### STATED EXERCISE
Reproduce each of the lines word for word.

#####

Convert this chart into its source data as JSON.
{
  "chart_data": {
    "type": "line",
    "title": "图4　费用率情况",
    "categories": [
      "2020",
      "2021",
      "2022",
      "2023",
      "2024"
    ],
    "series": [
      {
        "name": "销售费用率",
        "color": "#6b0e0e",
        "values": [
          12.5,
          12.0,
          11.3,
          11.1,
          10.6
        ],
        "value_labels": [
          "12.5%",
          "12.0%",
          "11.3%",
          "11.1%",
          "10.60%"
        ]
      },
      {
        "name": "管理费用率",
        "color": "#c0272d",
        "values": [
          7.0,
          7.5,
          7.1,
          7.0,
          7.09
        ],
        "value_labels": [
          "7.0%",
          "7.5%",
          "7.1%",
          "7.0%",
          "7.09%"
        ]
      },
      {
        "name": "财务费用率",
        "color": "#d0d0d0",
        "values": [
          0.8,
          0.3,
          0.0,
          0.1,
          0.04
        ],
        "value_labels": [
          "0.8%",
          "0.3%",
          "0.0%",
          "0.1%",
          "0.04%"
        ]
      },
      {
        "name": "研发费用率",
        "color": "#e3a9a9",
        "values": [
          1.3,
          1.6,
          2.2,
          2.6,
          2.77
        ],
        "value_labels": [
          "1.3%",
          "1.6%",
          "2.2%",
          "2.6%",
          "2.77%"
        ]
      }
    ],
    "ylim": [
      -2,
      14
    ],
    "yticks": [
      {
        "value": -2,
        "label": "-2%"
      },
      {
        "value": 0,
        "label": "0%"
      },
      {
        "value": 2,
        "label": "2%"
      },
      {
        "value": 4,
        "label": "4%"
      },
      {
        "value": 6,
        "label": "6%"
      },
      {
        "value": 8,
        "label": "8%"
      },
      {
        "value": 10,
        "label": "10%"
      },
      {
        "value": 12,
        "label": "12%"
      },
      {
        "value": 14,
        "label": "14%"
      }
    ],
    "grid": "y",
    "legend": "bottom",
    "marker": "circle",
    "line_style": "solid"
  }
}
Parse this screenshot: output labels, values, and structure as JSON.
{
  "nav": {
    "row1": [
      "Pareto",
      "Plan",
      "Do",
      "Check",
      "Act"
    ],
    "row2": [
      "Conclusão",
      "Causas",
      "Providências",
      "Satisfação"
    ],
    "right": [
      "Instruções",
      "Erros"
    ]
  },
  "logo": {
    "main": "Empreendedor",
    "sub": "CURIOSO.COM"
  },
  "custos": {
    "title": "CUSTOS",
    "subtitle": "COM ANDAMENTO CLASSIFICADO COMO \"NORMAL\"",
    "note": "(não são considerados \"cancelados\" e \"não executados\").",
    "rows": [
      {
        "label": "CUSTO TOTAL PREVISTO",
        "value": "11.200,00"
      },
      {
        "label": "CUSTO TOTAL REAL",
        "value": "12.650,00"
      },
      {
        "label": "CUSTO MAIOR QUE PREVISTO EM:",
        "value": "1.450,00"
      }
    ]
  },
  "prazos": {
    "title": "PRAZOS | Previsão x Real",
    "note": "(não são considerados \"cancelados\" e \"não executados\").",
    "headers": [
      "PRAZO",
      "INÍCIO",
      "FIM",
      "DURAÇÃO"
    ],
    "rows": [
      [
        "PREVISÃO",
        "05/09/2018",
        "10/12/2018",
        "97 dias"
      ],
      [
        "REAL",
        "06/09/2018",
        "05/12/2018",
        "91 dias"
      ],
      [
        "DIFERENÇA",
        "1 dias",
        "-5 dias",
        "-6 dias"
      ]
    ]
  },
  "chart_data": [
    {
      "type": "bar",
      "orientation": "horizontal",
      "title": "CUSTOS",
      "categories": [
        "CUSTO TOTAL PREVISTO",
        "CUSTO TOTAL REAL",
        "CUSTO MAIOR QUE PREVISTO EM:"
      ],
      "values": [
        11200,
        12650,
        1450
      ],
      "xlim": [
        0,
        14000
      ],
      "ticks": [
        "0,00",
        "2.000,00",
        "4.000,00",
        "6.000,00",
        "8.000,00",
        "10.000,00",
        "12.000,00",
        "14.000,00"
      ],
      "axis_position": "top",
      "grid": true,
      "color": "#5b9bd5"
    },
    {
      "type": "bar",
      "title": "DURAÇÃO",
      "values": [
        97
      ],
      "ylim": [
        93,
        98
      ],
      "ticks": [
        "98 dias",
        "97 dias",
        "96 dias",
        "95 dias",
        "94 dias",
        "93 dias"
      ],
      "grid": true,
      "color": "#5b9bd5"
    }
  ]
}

#####

### TASK SOLUTION
Convert this chart into its source data as JSON.
{
  "chart_data": {
    "type": "line",
    "title": "图4　费用率情况",
    "categories": [
      "2020",
      "2021",
      "2022",
      "2023",
      "2024"
    ],
    "series": [
      {
        "name": "销售费用率",
        "color": "#6b0e0e",
        "values": [
          12.5,
          12.0,
          11.3,
          11.1,
          10.6
        ],
        "value_labels": [
          "12.5%",
          "12.0%",
          "11.3%",
          "11.1%",
          "10.60%"
        ]
      },
      {
        "name": "管理费用率",
        "color": "#c0272d",
        "values": [
          7.0,
          7.5,
          7.1,
          7.0,
          7.09
        ],
        "value_labels": [
          "7.0%",
          "7.5%",
          "7.1%",
          "7.0%",
          "7.09%"
        ]
      },
      {
        "name": "财务费用率",
        "color": "#d0d0d0",
        "values": [
          0.8,
          0.3,
          0.0,
          0.1,
          0.04
        ],
        "value_labels": [
          "0.8%",
          "0.3%",
          "0.0%",
          "0.1%",
          "0.04%"
        ]
      },
      {
        "name": "研发费用率",
        "color": "#e3a9a9",
        "values": [
          1.3,
          1.6,
          2.2,
          2.6,
          2.77
        ],
        "value_labels": [
          "1.3%",
          "1.6%",
          "2.2%",
          "2.6%",
          "2.77%"
        ]
      }
    ],
    "ylim": [
      -2,
      14
    ],
    "yticks": [
      {
        "value": -2,
        "label": "-2%"
      },
      {
        "value": 0,
        "label": "0%"
      },
      {
        "value": 2,
        "label": "2%"
      },
      {
        "value": 4,
        "label": "4%"
      },
      {
        "value": 6,
        "label": "6%"
      },
      {
        "value": 8,
        "label": "8%"
      },
      {
        "value": 10,
        "label": "10%"
      },
      {
        "value": 12,
        "label": "12%"
      },
      {
        "value": 14,
        "label": "14%"
      }
    ],
    "grid": "y",
    "legend": "bottom",
    "marker": "circle",
    "line_style": "solid"
  }
}
Parse this screenshot: output labels, values, and structure as JSON.
{
  "nav": {
    "row1": [
      "Pareto",
      "Plan",
      "Do",
      "Check",
      "Act"
    ],
    "row2": [
      "Conclusão",
      "Causas",
      "Providências",
      "Satisfação"
    ],
    "right": [
      "Instruções",
      "Erros"
    ]
  },
  "logo": {
    "main": "Empreendedor",
    "sub": "CURIOSO.COM"
  },
  "custos": {
    "title": "CUSTOS",
    "subtitle": "COM ANDAMENTO CLASSIFICADO COMO \"NORMAL\"",
    "note": "(não são considerados \"cancelados\" e \"não executados\").",
    "rows": [
      {
        "label": "CUSTO TOTAL PREVISTO",
        "value": "11.200,00"
      },
      {
        "label": "CUSTO TOTAL REAL",
        "value": "12.650,00"
      },
      {
        "label": "CUSTO MAIOR QUE PREVISTO EM:",
        "value": "1.450,00"
      }
    ]
  },
  "prazos": {
    "title": "PRAZOS | Previsão x Real",
    "note": "(não são considerados \"cancelados\" e \"não executados\").",
    "headers": [
      "PRAZO",
      "INÍCIO",
      "FIM",
      "DURAÇÃO"
    ],
    "rows": [
      [
        "PREVISÃO",
        "05/09/2018",
        "10/12/2018",
        "97 dias"
      ],
      [
        "REAL",
        "06/09/2018",
        "05/12/2018",
        "91 dias"
      ],
      [
        "DIFERENÇA",
        "1 dias",
        "-5 dias",
        "-6 dias"
      ]
    ]
  },
  "chart_data": [
    {
      "type": "bar",
      "orientation": "horizontal",
      "title": "CUSTOS",
      "categories": [
        "CUSTO TOTAL PREVISTO",
        "CUSTO TOTAL REAL",
        "CUSTO MAIOR QUE PREVISTO EM:"
      ],
      "values": [
        11200,
        12650,
        1450
      ],
      "xlim": [
        0,
        14000
      ],
      "ticks": [
        "0,00",
        "2.000,00",
        "4.000,00",
        "6.000,00",
        "8.000,00",
        "10.000,00",
        "12.000,00",
        "14.000,00"
      ],
      "axis_position": "top",
      "grid": true,
      "color": "#5b9bd5"
    },
    {
      "type": "bar",
      "title": "DURAÇÃO",
      "values": [
        97
      ],
      "ylim": [
        93,
        98
      ],
      "ticks": [
        "98 dias",
        "97 dias",
        "96 dias",
        "95 dias",
        "94 dias",
        "93 dias"
      ],
      "grid": true,
      "color": "#5b9bd5"
    }
  ]
}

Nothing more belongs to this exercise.